▸ WHAT THE TASK ASKS:
Pull out every line containing the string "address".
··· DATA EXCERPTS ···
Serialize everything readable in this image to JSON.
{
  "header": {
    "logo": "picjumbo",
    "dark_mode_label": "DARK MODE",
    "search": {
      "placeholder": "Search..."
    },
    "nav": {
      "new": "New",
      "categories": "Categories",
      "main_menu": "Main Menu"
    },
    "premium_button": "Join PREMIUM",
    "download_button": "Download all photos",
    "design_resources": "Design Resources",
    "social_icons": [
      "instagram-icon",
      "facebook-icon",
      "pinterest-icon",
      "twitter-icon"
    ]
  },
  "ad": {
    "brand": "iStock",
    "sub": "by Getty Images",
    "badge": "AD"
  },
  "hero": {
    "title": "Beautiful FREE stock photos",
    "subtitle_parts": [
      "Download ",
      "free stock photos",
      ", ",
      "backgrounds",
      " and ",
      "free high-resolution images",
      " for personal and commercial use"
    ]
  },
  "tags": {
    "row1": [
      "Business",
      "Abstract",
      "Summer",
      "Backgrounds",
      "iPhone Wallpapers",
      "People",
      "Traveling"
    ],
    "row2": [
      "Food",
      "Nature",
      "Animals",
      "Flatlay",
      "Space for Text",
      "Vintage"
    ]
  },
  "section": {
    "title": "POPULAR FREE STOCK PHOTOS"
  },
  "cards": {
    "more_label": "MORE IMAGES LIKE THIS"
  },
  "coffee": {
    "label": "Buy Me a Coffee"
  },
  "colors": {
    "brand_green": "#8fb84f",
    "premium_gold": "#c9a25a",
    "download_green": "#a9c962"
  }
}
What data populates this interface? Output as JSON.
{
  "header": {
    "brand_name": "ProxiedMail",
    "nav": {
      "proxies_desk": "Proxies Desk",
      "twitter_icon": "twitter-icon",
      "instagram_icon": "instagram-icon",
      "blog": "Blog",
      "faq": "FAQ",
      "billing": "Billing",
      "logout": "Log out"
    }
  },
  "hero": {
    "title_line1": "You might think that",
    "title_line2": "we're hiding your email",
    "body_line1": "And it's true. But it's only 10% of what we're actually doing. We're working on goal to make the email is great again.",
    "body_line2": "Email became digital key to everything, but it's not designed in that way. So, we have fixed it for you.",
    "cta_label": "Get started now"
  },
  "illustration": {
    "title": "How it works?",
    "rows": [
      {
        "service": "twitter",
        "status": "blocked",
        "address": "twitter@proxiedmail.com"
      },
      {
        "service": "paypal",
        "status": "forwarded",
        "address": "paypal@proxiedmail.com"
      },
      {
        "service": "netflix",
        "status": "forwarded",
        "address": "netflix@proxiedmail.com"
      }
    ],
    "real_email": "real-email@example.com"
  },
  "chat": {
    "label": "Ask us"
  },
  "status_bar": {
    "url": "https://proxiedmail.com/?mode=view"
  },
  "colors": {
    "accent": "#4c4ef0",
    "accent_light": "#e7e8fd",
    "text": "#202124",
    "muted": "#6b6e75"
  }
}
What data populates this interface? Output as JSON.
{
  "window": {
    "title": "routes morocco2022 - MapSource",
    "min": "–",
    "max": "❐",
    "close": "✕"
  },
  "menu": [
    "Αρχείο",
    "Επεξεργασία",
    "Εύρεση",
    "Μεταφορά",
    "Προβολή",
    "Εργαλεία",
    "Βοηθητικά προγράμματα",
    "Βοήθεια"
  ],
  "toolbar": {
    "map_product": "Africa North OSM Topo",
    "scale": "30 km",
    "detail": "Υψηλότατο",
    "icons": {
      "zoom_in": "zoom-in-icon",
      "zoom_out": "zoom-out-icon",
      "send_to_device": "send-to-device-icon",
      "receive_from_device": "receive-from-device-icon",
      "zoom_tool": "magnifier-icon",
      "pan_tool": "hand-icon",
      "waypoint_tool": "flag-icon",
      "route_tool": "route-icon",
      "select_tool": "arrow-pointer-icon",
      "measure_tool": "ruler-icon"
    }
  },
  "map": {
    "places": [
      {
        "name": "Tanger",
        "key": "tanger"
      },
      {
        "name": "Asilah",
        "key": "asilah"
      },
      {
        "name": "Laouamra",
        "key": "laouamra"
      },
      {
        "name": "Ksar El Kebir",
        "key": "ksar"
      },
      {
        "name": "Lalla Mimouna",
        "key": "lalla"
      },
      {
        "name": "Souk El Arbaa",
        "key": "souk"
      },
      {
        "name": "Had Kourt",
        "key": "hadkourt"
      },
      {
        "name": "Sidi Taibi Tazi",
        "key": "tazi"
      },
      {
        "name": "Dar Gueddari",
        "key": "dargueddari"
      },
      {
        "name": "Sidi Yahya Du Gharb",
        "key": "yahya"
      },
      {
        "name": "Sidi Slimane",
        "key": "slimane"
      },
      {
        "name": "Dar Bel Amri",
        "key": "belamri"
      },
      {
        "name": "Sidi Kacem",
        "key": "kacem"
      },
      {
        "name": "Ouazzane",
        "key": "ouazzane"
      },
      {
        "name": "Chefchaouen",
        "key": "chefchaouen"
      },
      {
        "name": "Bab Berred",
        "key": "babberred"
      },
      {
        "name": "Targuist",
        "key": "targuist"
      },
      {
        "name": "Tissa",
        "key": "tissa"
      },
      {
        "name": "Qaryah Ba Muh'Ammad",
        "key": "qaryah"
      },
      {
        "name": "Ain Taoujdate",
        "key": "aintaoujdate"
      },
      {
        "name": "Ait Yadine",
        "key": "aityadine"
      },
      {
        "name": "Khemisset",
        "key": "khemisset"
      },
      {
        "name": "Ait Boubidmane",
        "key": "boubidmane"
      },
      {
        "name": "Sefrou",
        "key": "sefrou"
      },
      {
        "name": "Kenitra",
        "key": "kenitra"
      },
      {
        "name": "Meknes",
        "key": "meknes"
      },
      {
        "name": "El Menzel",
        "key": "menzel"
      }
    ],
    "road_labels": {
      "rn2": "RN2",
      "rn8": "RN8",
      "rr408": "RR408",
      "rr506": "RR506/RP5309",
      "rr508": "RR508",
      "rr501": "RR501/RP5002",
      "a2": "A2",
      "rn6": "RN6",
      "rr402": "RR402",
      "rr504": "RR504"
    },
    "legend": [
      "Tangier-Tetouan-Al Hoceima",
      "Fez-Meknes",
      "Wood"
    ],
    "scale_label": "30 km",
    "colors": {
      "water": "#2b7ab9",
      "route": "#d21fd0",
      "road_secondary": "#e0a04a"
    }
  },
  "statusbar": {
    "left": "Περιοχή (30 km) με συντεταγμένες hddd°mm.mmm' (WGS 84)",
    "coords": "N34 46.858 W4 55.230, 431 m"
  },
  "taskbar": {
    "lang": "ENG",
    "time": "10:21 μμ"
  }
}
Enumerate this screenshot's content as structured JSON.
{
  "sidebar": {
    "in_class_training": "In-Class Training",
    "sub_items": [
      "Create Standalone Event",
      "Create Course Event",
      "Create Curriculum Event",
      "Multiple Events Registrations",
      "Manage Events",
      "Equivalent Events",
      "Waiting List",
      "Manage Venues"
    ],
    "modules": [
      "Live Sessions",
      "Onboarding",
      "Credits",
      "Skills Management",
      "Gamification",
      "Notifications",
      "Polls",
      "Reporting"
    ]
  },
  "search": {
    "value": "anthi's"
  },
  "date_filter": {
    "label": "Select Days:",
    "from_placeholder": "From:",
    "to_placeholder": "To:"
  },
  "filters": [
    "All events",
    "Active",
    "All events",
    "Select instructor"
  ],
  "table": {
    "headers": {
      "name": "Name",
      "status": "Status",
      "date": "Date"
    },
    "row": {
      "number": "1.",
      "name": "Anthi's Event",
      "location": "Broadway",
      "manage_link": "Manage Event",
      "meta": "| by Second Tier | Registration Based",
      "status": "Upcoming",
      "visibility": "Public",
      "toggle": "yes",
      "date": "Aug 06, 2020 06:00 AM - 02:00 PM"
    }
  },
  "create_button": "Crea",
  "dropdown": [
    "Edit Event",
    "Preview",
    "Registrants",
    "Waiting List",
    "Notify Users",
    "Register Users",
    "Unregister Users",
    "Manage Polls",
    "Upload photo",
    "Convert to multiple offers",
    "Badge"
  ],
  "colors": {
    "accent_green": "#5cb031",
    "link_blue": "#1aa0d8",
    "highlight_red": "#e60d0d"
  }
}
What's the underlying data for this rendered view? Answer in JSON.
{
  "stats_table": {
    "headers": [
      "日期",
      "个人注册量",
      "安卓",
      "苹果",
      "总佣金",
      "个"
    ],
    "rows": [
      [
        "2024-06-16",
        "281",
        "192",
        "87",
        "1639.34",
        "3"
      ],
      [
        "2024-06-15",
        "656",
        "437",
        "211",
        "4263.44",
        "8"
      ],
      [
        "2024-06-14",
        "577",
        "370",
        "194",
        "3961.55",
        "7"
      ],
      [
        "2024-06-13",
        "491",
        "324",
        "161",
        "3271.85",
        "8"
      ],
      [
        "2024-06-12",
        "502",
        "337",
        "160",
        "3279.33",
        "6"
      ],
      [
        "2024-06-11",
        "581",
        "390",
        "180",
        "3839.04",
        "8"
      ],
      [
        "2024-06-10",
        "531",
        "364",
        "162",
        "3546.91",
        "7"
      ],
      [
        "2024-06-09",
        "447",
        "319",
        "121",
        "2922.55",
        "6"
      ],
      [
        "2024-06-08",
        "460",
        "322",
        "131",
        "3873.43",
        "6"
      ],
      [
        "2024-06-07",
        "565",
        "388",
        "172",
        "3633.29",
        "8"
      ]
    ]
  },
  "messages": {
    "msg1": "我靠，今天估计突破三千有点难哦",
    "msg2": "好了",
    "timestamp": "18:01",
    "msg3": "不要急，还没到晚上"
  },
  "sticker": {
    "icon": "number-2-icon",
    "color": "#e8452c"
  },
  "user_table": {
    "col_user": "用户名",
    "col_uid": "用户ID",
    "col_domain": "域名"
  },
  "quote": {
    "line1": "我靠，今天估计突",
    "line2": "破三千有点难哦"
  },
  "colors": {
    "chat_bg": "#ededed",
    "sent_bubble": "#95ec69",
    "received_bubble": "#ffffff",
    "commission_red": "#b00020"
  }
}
···
▸ SOLUTION:
        "address": "twitter@proxiedmail.com"
        "address": "paypal@proxiedmail.com"
        "address": "netflix@proxiedmail.com"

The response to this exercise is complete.